*TASK OBJECTIVE*
Copy out every line containing the word "Skrea".

Records:
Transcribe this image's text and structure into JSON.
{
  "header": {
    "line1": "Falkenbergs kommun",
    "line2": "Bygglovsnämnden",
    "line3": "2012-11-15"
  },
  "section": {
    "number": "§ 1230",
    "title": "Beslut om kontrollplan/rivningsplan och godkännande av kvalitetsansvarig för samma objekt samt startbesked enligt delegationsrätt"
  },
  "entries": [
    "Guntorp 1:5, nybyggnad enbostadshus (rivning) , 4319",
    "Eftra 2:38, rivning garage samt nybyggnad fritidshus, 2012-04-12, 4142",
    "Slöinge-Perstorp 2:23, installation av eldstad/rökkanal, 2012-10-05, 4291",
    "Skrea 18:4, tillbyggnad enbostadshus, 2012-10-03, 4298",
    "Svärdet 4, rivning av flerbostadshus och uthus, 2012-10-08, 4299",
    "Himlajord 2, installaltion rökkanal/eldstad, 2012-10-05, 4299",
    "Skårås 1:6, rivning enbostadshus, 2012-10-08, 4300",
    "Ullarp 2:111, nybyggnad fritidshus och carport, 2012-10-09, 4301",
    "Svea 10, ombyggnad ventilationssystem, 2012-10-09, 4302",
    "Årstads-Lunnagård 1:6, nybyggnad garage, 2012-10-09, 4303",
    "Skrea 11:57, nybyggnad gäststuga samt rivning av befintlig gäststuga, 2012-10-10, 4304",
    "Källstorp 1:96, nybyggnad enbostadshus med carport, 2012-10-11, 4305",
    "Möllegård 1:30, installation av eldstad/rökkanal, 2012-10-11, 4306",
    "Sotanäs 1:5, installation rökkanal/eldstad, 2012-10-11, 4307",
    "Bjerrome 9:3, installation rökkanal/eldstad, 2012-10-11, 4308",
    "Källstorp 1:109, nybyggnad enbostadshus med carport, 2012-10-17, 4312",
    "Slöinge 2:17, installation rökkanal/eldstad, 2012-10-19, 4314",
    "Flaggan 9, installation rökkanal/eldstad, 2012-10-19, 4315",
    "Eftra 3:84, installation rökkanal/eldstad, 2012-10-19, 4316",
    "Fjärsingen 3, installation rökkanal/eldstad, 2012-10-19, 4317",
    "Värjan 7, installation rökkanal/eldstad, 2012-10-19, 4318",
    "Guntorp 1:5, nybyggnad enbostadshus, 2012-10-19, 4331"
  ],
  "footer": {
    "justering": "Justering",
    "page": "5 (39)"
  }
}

*ANSWER BELOW*
    "Skrea 18:4, tillbyggnad enbostadshus, 2012-10-03, 4298",
    "Skrea 11:57, nybyggnad gäststuga samt rivning av befintlig gäststuga, 2012-10-10, 4304",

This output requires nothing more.